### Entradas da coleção
###

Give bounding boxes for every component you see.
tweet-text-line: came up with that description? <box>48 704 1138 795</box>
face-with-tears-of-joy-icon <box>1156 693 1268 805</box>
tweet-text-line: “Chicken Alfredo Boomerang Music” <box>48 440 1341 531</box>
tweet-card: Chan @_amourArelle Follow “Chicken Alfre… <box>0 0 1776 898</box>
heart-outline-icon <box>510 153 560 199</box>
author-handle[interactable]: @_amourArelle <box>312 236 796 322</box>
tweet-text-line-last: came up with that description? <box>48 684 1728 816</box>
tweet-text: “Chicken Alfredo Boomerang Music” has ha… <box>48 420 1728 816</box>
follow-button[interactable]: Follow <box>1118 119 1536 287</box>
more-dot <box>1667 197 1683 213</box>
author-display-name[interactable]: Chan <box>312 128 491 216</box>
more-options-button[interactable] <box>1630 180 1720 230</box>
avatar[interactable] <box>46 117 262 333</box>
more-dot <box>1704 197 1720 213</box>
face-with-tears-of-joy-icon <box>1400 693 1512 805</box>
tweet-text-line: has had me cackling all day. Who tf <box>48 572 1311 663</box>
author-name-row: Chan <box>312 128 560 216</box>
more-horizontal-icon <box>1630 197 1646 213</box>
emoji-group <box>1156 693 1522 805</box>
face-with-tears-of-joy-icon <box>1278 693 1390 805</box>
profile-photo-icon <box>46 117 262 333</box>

###

### DETALHES DA TAREFA
Reproduza palavra por palavra todas as linhas da listagem, sem alterar nada.

### RESPOSTA ESPERADA
Give bounding boxes for every component you see.
tweet-text-line: came up with that description? <box>48 704 1138 795</box>
face-with-tears-of-joy-icon <box>1156 693 1268 805</box>
tweet-text-line: “Chicken Alfredo Boomerang Music” <box>48 440 1341 531</box>
tweet-card: Chan @_amourArelle Follow “Chicken Alfre… <box>0 0 1776 898</box>
heart-outline-icon <box>510 153 560 199</box>
author-handle[interactable]: @_amourArelle <box>312 236 796 322</box>
tweet-text-line-last: came up with that description? <box>48 684 1728 816</box>
tweet-text: “Chicken Alfredo Boomerang Music” has ha… <box>48 420 1728 816</box>
follow-button[interactable]: Follow <box>1118 119 1536 287</box>
more-dot <box>1667 197 1683 213</box>
author-display-name[interactable]: Chan <box>312 128 491 216</box>
more-options-button[interactable] <box>1630 180 1720 230</box>
avatar[interactable] <box>46 117 262 333</box>
more-dot <box>1704 197 1720 213</box>
face-with-tears-of-joy-icon <box>1400 693 1512 805</box>
tweet-text-line: has had me cackling all day. Who tf <box>48 572 1311 663</box>
author-name-row: Chan <box>312 128 560 216</box>
more-horizontal-icon <box>1630 197 1646 213</box>
emoji-group <box>1156 693 1522 805</box>
face-with-tears-of-joy-icon <box>1278 693 1390 805</box>
profile-photo-icon <box>46 117 262 333</box>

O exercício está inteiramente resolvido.